→ **Goal**:
Where a line below holds the string "compulsory", copy that line.

################

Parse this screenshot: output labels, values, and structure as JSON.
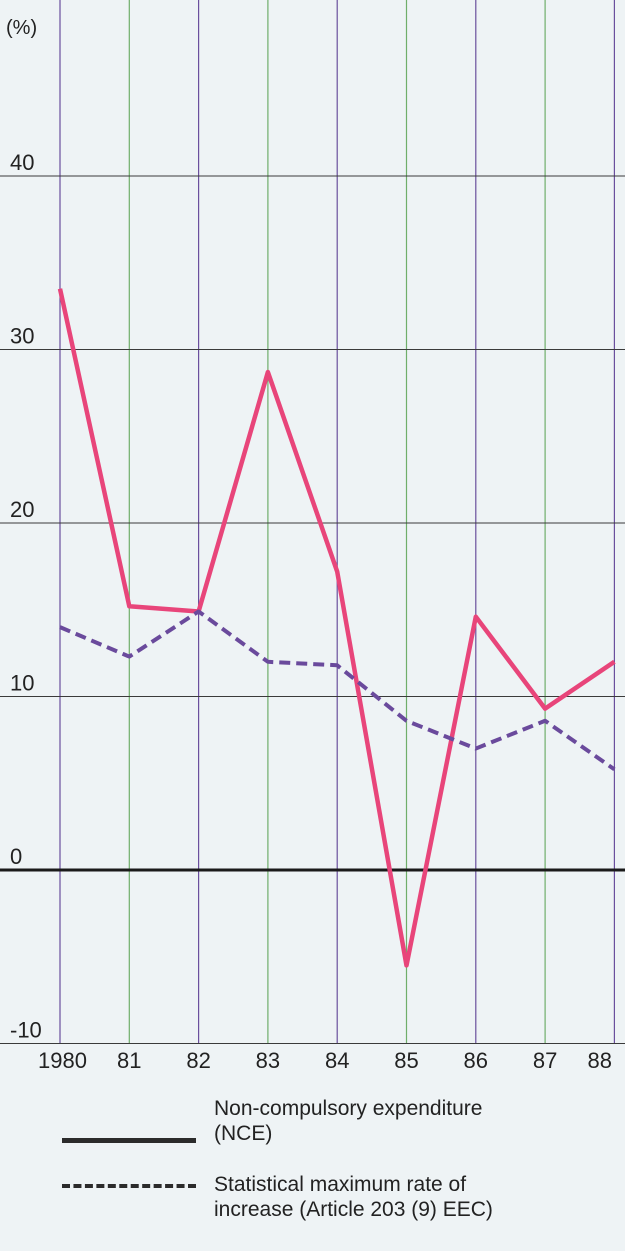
{
  "chart_data": {
    "type": "line",
    "title": "",
    "ylabel": "(%)",
    "xlabel": "",
    "ylim": [
      -10,
      50
    ],
    "xlim": [
      "1980",
      "88"
    ],
    "grid": true,
    "yticks": [
      {
        "value": 40,
        "label": "40"
      },
      {
        "value": 30,
        "label": "30"
      },
      {
        "value": 20,
        "label": "20"
      },
      {
        "value": 10,
        "label": "10"
      },
      {
        "value": 0,
        "label": "0"
      },
      {
        "value": -10,
        "label": "-10"
      }
    ],
    "categories": [
      "1980",
      "81",
      "82",
      "83",
      "84",
      "85",
      "86",
      "87",
      "88"
    ],
    "series": [
      {
        "name": "Non-compulsory expenditure (NCE)",
        "style": "solid",
        "color": "#e8457a",
        "values": [
          33.5,
          15.2,
          14.9,
          28.7,
          17.2,
          -5.5,
          14.6,
          9.3,
          12.0
        ]
      },
      {
        "name": "Statistical maximum rate of increase (Article 203 (9) EEC)",
        "style": "dashed",
        "color": "#6a4a9c",
        "values": [
          14.0,
          12.3,
          14.9,
          12.0,
          11.8,
          8.6,
          7.0,
          8.6,
          5.8
        ]
      }
    ]
  },
  "colors": {
    "background": "#eef3f5",
    "grid_vertical_green": "#6fae6a",
    "grid_vertical_purple": "#6a4f9d",
    "grid_horizontal": "#3a3a3a",
    "zero_line": "#1a1a1a",
    "nce_line": "#e8457a",
    "stat_line": "#6a4a9c"
  },
  "legend": {
    "nce_label": "Non-compulsory expenditure\n(NCE)",
    "stat_label": "Statistical maximum rate of\nincrease (Article 203 (9) EEC)"
  }
}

################

→ **The result**:
        "name": "Non-compulsory expenditure (NCE)",
    "nce_label": "Non-compulsory expenditure\n(NCE)",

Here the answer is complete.